> **SHORT EXERCISE**
Look through the data for the string "инновации". Copy every line where it is found.

> **SOURCE DATA**

###

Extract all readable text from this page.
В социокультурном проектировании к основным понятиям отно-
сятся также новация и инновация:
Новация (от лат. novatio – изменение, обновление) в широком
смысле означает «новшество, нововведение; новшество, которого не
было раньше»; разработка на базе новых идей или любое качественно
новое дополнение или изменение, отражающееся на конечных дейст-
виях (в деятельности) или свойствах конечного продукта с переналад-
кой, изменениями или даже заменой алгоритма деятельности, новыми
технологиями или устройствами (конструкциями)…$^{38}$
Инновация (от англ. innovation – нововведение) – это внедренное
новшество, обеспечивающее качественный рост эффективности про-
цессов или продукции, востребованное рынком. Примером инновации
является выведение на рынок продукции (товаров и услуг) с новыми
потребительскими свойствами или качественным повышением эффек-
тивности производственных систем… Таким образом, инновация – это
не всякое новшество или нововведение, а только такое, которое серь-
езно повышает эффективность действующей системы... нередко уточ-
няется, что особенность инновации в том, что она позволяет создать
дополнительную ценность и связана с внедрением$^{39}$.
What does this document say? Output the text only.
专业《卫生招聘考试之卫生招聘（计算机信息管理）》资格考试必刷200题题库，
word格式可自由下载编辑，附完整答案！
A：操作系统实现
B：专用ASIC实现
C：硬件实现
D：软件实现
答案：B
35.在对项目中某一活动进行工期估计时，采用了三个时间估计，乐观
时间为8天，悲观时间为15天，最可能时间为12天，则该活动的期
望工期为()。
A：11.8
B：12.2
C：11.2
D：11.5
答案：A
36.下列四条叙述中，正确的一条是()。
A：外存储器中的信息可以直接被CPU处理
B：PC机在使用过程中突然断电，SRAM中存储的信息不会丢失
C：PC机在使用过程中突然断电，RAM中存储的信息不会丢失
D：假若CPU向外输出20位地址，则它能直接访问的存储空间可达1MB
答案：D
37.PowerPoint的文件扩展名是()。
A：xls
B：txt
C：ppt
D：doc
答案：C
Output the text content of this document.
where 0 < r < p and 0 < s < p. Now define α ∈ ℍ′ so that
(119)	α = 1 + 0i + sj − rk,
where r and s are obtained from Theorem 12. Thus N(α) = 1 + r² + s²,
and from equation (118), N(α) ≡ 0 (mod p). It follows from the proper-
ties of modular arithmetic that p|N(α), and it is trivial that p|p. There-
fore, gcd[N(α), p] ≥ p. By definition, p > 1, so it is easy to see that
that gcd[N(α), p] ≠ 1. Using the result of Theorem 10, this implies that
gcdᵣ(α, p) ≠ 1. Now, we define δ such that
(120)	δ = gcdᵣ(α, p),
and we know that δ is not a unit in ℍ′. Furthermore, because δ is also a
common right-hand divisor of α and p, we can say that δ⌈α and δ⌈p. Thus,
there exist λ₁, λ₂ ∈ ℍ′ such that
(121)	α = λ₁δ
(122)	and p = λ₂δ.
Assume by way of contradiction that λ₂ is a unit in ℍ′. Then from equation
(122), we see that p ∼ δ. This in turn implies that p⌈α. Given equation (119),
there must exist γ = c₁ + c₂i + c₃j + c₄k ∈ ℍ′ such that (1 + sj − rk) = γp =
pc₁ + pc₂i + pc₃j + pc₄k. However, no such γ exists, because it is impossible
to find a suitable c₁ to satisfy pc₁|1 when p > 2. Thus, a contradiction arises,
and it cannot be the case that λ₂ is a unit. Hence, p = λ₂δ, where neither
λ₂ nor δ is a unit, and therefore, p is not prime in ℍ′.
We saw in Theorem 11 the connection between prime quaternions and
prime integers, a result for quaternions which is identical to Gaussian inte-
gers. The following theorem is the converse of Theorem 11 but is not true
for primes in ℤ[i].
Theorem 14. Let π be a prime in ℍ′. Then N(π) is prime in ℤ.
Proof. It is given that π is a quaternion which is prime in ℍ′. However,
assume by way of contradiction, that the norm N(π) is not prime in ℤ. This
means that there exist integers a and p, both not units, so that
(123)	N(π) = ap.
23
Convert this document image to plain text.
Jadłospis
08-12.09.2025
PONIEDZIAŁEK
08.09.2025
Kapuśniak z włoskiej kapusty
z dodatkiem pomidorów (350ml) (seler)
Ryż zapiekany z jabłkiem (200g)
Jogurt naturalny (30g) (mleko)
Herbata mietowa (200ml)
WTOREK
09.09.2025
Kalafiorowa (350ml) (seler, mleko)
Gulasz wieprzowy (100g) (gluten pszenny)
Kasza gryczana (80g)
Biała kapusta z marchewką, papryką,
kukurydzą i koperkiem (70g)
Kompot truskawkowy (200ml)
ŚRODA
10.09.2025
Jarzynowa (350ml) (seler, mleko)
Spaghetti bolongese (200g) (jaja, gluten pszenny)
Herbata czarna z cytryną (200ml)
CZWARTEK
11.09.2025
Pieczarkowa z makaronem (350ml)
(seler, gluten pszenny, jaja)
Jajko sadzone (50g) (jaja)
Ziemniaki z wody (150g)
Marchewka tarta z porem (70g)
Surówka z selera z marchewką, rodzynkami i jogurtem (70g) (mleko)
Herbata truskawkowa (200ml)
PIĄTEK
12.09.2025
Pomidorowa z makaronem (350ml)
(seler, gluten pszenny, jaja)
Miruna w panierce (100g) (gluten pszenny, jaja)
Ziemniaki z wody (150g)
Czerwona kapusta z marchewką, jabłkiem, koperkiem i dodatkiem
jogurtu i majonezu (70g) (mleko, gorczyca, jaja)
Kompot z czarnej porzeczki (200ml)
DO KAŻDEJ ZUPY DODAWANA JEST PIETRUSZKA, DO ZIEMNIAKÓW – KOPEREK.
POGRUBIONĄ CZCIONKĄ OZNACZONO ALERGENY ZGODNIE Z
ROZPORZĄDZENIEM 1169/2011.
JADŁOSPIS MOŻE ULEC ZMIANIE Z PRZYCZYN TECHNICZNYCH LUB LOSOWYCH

###

> **RESULT BELOW**
цессов или продукции, востребованное рынком. Примером инновации
няется, что особенность инновации в том, что она позволяет создать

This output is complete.